#### Exercise aim:
Drop the pictures from the entries below, then reproduce the rest exactly.
[begin Dataset excerpts]
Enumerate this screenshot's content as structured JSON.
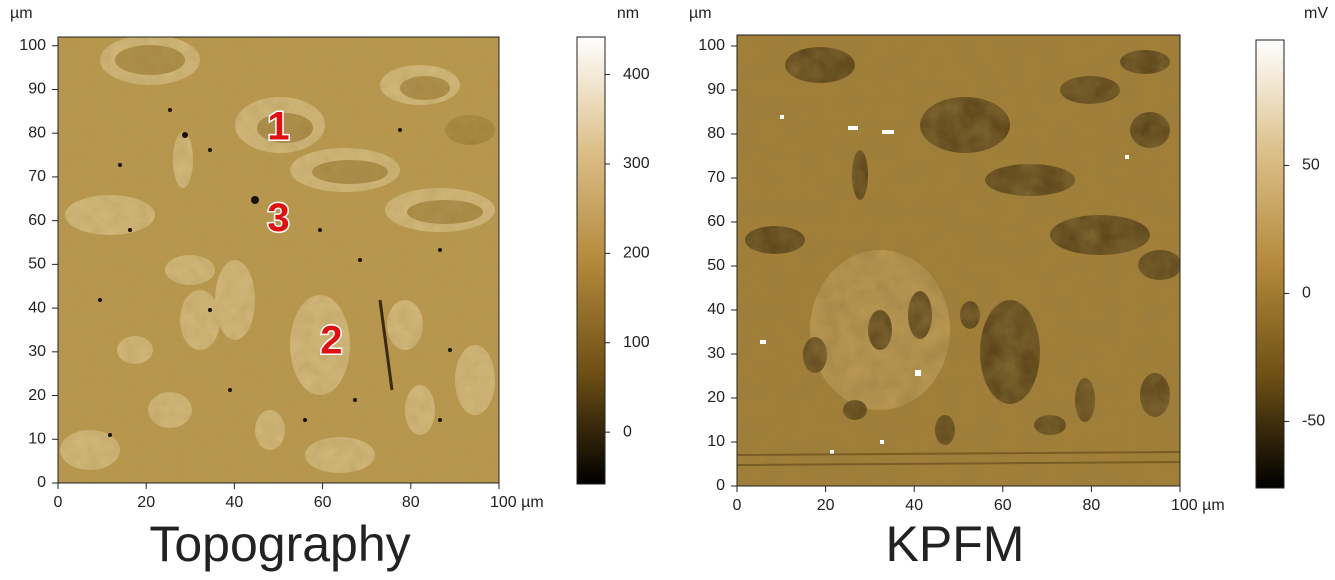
{
  "chart_data": [
    {
      "type": "heatmap",
      "title": "Topography",
      "y_unit": "µm",
      "xlim": [
        0,
        100
      ],
      "ylim": [
        0,
        102
      ],
      "xticks": [
        0,
        20,
        40,
        60,
        80,
        {
          "value": 100,
          "label": "100 µm"
        }
      ],
      "yticks": [
        0,
        10,
        20,
        30,
        40,
        50,
        60,
        70,
        80,
        90,
        100
      ],
      "colorbar": {
        "unit": "nm",
        "lim": [
          -58,
          442
        ],
        "ticks": [
          0,
          100,
          200,
          300,
          400
        ],
        "colors": [
          "#000000",
          "#6e5015",
          "#b48a3c",
          "#dcc08a",
          "#ffffff"
        ]
      },
      "annotations": [
        {
          "text": "1",
          "x": 50,
          "y": 81
        },
        {
          "text": "3",
          "x": 50,
          "y": 60
        },
        {
          "text": "2",
          "x": 62,
          "y": 32
        }
      ],
      "annotation_color": "#e01010"
    },
    {
      "type": "heatmap",
      "title": "KPFM",
      "y_unit": "µm",
      "xlim": [
        0,
        100
      ],
      "ylim": [
        0,
        102.5
      ],
      "xticks": [
        0,
        20,
        40,
        60,
        80,
        {
          "value": 100,
          "label": "100 µm"
        }
      ],
      "yticks": [
        0,
        10,
        20,
        30,
        40,
        50,
        60,
        70,
        80,
        90,
        100
      ],
      "colorbar": {
        "unit": "mV",
        "lim": [
          -76,
          99
        ],
        "ticks": [
          -50,
          0,
          50
        ],
        "colors": [
          "#000000",
          "#6e5015",
          "#b48a3c",
          "#dcc08a",
          "#ffffff"
        ]
      }
    }
  ]
}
[end Dataset excerpts]
#### Full response:
Enumerate this screenshot's content as structured JSON.
{
  "chart_data": [
    {
      "type": "heatmap",
      "title": "Topography",
      "y_unit": "µm",
      "xlim": [
        0,
        100
      ],
      "ylim": [
        0,
        102
      ],
      "xticks": [
        0,
        20,
        40,
        60,
        80,
        {
          "value": 100,
          "label": "100 µm"
        }
      ],
      "yticks": [
        0,
        10,
        20,
        30,
        40,
        50,
        60,
        70,
        80,
        90,
        100
      ],
      "colorbar": {
        "unit": "nm",
        "lim": [
          -58,
          442
        ],
        "ticks": [
          0,
          100,
          200,
          300,
          400
        ],
        "colors": [
          "#000000",
          "#6e5015",
          "#b48a3c",
          "#dcc08a",
          "#ffffff"
        ]
      },
      "annotations": [
        {
          "text": "1",
          "x": 50,
          "y": 81
        },
        {
          "text": "3",
          "x": 50,
          "y": 60
        },
        {
          "text": "2",
          "x": 62,
          "y": 32
        }
      ],
      "annotation_color": "#e01010"
    },
    {
      "type": "heatmap",
      "title": "KPFM",
      "y_unit": "µm",
      "xlim": [
        0,
        100
      ],
      "ylim": [
        0,
        102.5
      ],
      "xticks": [
        0,
        20,
        40,
        60,
        80,
        {
          "value": 100,
          "label": "100 µm"
        }
      ],
      "yticks": [
        0,
        10,
        20,
        30,
        40,
        50,
        60,
        70,
        80,
        90,
        100
      ],
      "colorbar": {
        "unit": "mV",
        "lim": [
          -76,
          99
        ],
        "ticks": [
          -50,
          0,
          50
        ],
        "colors": [
          "#000000",
          "#6e5015",
          "#b48a3c",
          "#dcc08a",
          "#ffffff"
        ]
      }
    }
  ]
}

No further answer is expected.